**Exercise:** List all lines of the data containing the word "text".

**Material for this task:**
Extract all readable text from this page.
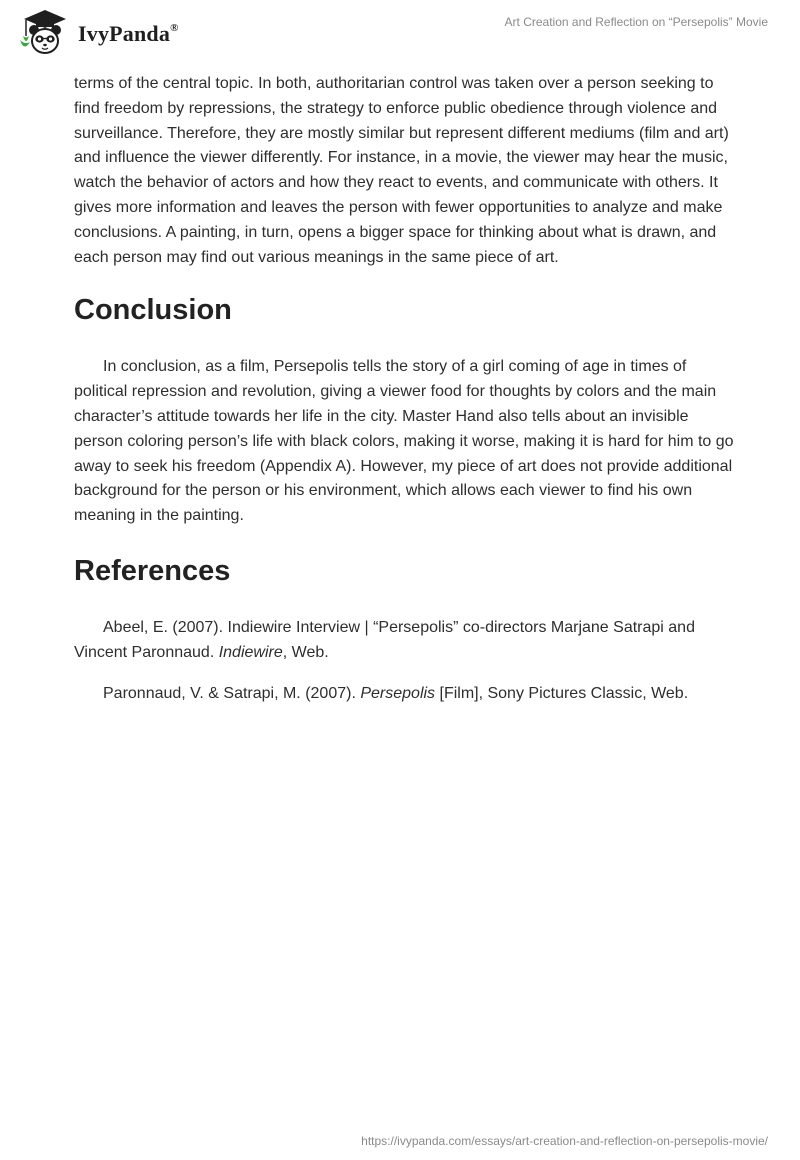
IvyPanda®	Art Creation and Reflection on “Persepolis” Movie

terms of the central topic. In both, authoritarian control was taken over a person seeking to find freedom by repressions, the strategy to enforce public obedience through violence and surveillance. Therefore, they are mostly similar but represent different mediums (film and art) and influence the viewer differently. For instance, in a movie, the viewer may hear the music, watch the behavior of actors and how they react to events, and communicate with others. It gives more information and leaves the person with fewer opportunities to analyze and make conclusions. A painting, in turn, opens a bigger space for thinking about what is drawn, and each person may find out various meanings in the same piece of art.

Conclusion

In conclusion, as a film, Persepolis tells the story of a girl coming of age in times of political repression and revolution, giving a viewer food for thoughts by colors and the main character’s attitude towards her life in the city. Master Hand also tells about an invisible person coloring person’s life with black colors, making it worse, making it is hard for him to go away to seek his freedom (Appendix A). However, my piece of art does not provide additional background for the person or his environment, which allows each viewer to find his own meaning in the painting.

References

Abeel, E. (2007). Indiewire Interview | “Persepolis” co-directors Marjane Satrapi and Vincent Paronnaud. Indiewire, Web.

Paronnaud, V. & Satrapi, M. (2007). Persepolis [Film], Sony Pictures Classic, Web.

https://ivypanda.com/essays/art-creation-and-reflection-on-persepolis-movie/
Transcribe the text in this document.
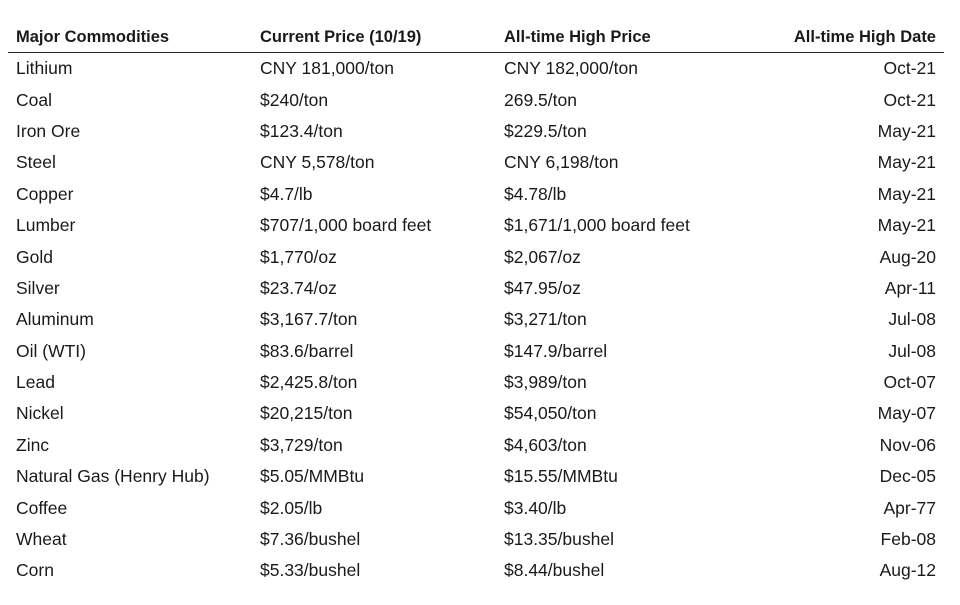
Major Commodities	Current Price (10/19)	All-time High Price	All-time High Date
Lithium	CNY 181,000/ton	CNY 182,000/ton	Oct-21
Coal	$240/ton	269.5/ton	Oct-21
Iron Ore	$123.4/ton	$229.5/ton	May-21
Steel	CNY 5,578/ton	CNY 6,198/ton	May-21
Copper	$4.7/lb	$4.78/lb	May-21
Lumber	$707/1,000 board feet	$1,671/1,000 board feet	May-21
Gold	$1,770/oz	$2,067/oz	Aug-20
Silver	$23.74/oz	$47.95/oz	Apr-11
Aluminum	$3,167.7/ton	$3,271/ton	Jul-08
Oil (WTI)	$83.6/barrel	$147.9/barrel	Jul-08
Lead	$2,425.8/ton	$3,989/ton	Oct-07
Nickel	$20,215/ton	$54,050/ton	May-07
Zinc	$3,729/ton	$4,603/ton	Nov-06
Natural Gas (Henry Hub)	$5.05/MMBtu	$15.55/MMBtu	Dec-05
Coffee	$2.05/lb	$3.40/lb	Apr-77
Wheat	$7.36/bushel	$13.35/bushel	Feb-08
Corn	$5.33/bushel	$8.44/bushel	Aug-12
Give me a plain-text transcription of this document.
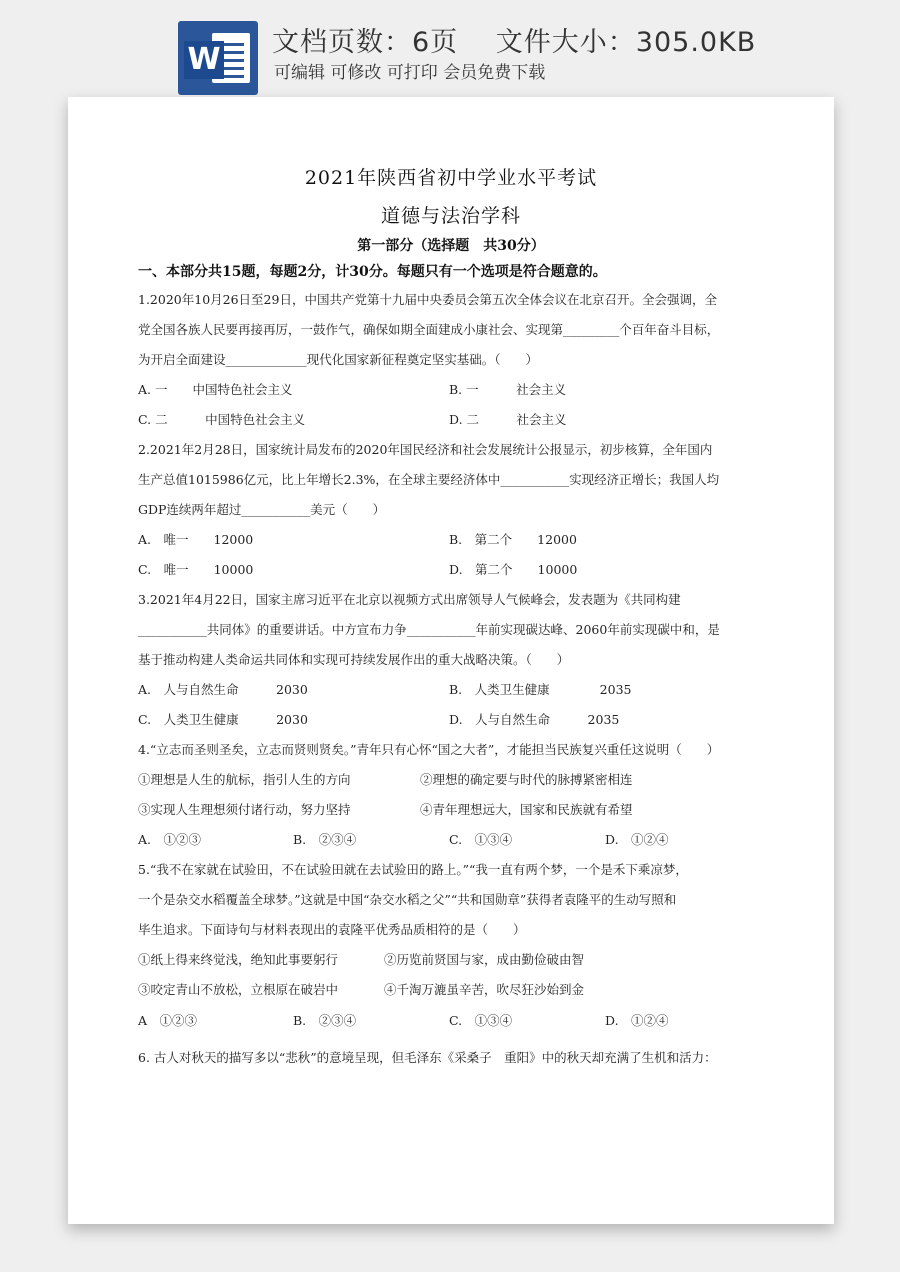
W 文档页数：6页　 文件大小：305.0KB
可编辑 可修改 可打印 会员免费下载
2021年陕西省初中学业水平考试
道德与法治学科
第一部分（选择题　共30分）
一、本部分共15题，每题2分，计30分。每题只有一个选项是符合题意的。
1.2020年10月26日至29日，中国共产党第十九届中央委员会第五次全体会议在北京召开。全会强调，全
党全国各族人民要再接再厉，一鼓作气，确保如期全面建成小康社会、实现第_________个百年奋斗目标，
为开启全面建设_____________现代化国家新征程奠定坚实基础。（　　）
A. 一　　中国特色社会主义	B. 一　　　社会主义
C. 二　　　中国特色社会主义	D. 二　　　社会主义
2.2021年2月28日，国家统计局发布的2020年国民经济和社会发展统计公报显示，初步核算，全年国内
生产总值1015986亿元，比上年增长2.3%，在全球主要经济体中___________实现经济正增长；我国人均
GDP连续两年超过___________美元（　　）
A.　唯一　　12000	B.　第二个　　12000
C.　唯一　　10000	D.　第二个　　10000
3.2021年4月22日，国家主席习近平在北京以视频方式出席领导人气候峰会，发表题为《共同构建
___________共同体》的重要讲话。中方宣布力争___________年前实现碳达峰、2060年前实现碳中和，是
基于推动构建人类命运共同体和实现可持续发展作出的重大战略决策。（　　）
A.　人与自然生命　　　2030	B.　人类卫生健康　　　　2035
C.　人类卫生健康　　　2030	D.　人与自然生命　　　2035
4.“立志而圣则圣矣，立志而贤则贤矣。”青年只有心怀“国之大者”，才能担当民族复兴重任这说明（　　）
①理想是人生的航标，指引人生的方向	②理想的确定要与时代的脉搏紧密相连
③实现人生理想须付诸行动，努力坚持	④青年理想远大，国家和民族就有希望
A.　①②③	B.　②③④	C.　①③④	D.　①②④
5.“我不在家就在试验田，不在试验田就在去试验田的路上。”“我一直有两个梦，一个是禾下乘凉梦，
一个是杂交水稻覆盖全球梦。”这就是中国“杂交水稻之父”“共和国勋章”获得者袁隆平的生动写照和
毕生追求。下面诗句与材料表现出的袁隆平优秀品质相符的是（　　）
①纸上得来终觉浅，绝知此事要躬行	②历览前贤国与家，成由勤俭破由智
③咬定青山不放松，立根原在破岩中	④千淘万漉虽辛苦，吹尽狂沙始到金
A　①②③	B.　②③④	C.　①③④	D.　①②④
6. 古人对秋天的描写多以“悲秋”的意境呈现，但毛泽东《采桑子　重阳》中的秋天却充满了生机和活力：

**Full solution:**
Extract all readable text from this page.
Transcribe the text in this document.
Give me a plain-text transcription of this document.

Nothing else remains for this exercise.